• Source data:
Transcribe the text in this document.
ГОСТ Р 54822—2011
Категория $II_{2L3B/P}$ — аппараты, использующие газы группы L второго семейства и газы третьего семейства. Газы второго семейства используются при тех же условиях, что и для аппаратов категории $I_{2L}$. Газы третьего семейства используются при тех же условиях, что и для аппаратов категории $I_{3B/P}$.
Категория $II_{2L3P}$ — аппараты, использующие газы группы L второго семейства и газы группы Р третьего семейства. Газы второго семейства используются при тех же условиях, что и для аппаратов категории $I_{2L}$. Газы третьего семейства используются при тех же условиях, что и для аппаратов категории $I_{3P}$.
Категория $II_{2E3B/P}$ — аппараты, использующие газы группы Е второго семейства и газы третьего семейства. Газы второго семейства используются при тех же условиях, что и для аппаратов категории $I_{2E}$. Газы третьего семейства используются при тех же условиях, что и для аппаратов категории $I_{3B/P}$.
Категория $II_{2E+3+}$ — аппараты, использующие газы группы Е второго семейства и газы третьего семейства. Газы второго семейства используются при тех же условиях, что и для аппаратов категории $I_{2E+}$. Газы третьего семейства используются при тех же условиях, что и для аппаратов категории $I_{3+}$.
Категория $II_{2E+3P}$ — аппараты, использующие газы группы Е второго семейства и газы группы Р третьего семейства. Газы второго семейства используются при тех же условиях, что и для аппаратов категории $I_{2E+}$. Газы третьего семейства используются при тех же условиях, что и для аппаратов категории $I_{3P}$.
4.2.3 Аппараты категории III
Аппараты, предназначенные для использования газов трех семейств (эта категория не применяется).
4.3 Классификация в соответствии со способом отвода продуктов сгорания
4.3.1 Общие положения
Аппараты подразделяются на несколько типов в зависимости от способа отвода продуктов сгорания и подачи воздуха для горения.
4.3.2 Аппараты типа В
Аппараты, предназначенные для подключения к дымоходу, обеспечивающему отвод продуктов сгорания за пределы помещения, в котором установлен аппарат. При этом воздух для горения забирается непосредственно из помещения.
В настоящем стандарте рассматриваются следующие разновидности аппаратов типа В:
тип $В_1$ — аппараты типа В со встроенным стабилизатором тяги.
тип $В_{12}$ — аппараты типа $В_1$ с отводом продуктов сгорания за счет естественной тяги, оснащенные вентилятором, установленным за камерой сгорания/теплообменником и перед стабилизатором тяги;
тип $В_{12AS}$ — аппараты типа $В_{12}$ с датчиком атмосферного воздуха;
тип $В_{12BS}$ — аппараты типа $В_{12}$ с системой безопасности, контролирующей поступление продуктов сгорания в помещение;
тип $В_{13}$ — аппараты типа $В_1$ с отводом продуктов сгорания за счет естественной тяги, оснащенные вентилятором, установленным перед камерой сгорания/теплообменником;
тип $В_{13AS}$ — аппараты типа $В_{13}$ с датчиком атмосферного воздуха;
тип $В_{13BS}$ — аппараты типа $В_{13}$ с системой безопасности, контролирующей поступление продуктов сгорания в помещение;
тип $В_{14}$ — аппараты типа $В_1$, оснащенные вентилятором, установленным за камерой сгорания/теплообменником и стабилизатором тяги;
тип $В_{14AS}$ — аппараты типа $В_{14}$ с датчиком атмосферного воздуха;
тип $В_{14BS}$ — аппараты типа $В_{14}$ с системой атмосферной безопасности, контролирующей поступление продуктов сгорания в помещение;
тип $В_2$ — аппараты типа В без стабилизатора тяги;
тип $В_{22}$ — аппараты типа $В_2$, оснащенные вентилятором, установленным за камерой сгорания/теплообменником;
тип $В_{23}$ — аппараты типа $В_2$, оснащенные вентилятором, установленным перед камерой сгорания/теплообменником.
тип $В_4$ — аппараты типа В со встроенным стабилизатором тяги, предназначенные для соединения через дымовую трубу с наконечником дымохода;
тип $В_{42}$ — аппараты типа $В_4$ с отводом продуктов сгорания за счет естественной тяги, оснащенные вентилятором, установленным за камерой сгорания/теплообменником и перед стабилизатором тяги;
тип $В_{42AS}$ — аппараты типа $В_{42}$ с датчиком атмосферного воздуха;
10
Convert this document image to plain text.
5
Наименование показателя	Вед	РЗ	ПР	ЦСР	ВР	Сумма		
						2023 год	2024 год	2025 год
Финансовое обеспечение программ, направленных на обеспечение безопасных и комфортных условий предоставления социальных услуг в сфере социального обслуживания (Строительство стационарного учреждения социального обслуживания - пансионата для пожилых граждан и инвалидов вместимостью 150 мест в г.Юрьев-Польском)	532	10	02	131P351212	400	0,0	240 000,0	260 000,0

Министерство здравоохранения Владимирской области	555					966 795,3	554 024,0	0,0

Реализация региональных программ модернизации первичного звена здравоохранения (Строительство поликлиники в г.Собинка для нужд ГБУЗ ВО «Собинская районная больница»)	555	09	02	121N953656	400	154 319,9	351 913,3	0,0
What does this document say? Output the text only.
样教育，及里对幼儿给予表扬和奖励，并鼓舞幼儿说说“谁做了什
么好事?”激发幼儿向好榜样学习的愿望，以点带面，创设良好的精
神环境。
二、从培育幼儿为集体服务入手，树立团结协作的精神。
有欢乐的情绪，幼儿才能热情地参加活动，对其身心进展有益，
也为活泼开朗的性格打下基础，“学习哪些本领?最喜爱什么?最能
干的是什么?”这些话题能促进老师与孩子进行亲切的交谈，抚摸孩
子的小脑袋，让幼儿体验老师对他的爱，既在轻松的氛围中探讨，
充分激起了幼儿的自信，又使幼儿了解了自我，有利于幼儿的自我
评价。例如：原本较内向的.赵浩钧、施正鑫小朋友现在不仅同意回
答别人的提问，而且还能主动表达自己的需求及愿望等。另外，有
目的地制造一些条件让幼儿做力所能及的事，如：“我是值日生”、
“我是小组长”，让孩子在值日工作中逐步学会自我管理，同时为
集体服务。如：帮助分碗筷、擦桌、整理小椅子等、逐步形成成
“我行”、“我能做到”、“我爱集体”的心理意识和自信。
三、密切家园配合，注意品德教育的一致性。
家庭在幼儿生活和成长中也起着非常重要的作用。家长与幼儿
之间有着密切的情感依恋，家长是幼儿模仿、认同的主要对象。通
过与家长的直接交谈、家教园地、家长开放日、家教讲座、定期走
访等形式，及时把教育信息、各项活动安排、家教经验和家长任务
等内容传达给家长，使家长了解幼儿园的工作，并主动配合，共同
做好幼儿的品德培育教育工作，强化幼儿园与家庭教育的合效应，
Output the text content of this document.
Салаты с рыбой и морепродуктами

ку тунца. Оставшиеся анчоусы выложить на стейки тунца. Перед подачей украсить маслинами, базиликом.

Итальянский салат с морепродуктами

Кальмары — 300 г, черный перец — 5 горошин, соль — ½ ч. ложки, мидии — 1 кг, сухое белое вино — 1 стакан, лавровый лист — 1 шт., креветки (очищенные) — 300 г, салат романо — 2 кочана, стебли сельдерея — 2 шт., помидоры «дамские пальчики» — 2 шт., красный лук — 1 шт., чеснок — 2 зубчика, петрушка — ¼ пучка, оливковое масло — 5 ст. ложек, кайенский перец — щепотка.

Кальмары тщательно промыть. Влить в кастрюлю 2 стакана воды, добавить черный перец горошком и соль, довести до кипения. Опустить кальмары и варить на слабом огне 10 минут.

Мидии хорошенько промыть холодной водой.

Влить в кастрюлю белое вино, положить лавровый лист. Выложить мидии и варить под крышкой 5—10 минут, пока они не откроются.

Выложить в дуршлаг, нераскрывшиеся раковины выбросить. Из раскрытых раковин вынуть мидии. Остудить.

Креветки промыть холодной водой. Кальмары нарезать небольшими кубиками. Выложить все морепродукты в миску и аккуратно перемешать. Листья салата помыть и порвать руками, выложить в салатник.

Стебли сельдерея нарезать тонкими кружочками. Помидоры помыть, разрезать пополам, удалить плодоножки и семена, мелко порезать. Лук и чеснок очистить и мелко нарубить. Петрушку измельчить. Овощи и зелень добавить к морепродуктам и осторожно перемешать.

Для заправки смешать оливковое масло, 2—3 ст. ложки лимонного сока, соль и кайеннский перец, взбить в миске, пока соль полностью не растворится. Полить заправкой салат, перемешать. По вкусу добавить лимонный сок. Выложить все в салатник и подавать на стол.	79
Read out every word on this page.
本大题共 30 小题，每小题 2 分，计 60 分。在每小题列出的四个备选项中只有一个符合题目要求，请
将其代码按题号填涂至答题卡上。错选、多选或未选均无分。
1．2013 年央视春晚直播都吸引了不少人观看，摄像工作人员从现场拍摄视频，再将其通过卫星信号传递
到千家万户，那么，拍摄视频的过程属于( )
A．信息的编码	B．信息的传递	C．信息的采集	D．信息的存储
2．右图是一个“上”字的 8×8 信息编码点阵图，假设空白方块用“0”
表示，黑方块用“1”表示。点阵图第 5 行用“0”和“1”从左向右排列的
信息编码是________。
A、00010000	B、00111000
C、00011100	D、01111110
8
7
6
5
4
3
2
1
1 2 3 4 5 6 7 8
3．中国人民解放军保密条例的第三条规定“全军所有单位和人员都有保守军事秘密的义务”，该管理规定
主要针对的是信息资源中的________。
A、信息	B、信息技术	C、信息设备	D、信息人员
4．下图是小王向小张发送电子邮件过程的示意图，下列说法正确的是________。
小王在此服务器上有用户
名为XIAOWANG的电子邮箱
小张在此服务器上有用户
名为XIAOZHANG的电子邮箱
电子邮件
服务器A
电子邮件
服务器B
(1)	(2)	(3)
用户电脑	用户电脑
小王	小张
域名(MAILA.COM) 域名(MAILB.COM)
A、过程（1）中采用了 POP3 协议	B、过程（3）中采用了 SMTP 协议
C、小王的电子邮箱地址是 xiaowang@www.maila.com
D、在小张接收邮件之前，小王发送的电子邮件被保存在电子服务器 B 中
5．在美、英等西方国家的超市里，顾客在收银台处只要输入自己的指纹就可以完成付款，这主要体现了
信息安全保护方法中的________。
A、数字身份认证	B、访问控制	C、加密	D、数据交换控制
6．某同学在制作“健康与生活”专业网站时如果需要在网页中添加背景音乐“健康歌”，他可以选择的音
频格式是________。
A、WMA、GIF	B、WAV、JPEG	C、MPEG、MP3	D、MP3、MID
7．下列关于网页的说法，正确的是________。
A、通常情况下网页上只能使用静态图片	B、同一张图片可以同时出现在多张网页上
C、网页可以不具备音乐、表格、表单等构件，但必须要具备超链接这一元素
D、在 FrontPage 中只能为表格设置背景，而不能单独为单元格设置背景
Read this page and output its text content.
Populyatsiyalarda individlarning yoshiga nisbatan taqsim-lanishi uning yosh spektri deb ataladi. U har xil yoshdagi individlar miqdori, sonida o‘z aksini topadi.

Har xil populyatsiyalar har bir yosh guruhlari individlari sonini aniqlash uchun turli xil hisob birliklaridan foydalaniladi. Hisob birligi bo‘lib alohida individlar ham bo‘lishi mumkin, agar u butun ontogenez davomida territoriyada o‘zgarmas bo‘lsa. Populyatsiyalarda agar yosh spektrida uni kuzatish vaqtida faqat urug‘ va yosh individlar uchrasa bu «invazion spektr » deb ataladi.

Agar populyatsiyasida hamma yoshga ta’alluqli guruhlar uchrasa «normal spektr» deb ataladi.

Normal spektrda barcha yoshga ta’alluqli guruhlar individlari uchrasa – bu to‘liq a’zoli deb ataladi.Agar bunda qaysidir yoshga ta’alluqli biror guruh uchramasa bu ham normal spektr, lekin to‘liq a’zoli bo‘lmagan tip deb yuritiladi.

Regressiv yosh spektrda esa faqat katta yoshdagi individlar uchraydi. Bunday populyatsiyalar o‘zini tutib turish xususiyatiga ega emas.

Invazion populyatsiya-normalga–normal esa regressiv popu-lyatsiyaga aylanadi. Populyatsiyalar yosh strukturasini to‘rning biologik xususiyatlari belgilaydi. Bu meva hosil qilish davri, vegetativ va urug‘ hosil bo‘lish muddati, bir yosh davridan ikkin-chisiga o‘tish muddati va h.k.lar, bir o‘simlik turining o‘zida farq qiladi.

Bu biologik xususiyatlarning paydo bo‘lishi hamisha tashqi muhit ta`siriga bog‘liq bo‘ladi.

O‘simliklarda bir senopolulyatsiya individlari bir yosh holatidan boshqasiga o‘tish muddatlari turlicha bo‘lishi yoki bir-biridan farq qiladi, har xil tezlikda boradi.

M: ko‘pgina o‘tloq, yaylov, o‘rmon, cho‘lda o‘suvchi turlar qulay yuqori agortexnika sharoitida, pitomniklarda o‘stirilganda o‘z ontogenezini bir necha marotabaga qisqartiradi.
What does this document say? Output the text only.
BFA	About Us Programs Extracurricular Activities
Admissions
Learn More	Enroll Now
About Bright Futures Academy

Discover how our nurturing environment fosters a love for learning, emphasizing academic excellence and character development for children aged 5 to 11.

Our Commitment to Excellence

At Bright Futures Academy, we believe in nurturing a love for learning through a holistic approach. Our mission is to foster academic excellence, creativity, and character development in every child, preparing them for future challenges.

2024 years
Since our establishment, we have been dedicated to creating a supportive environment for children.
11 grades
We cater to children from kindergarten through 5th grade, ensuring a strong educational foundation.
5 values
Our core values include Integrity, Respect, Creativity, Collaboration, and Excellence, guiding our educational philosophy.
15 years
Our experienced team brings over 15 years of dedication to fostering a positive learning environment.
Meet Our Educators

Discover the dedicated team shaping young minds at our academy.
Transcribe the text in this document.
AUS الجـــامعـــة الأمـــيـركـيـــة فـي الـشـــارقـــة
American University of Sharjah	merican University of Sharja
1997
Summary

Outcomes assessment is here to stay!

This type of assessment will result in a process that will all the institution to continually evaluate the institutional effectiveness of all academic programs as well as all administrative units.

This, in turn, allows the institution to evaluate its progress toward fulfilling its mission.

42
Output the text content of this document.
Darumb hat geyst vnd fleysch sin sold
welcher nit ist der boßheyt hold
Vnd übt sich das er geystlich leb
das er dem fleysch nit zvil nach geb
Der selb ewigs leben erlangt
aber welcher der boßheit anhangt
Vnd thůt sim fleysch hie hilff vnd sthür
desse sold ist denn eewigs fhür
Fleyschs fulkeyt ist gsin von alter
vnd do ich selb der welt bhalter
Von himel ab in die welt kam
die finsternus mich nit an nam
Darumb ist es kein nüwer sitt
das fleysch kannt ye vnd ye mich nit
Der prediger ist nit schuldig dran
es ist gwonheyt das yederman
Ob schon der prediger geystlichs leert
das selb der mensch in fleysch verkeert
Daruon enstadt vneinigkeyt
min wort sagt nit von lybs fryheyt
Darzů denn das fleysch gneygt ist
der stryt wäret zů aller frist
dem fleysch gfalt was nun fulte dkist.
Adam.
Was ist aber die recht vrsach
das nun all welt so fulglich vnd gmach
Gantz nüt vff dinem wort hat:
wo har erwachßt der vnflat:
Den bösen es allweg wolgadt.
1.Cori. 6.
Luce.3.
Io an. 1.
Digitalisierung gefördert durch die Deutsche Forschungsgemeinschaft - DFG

• What is required:
Going over the lines above, work out how many include "программ", then give only that number.

• The result:
2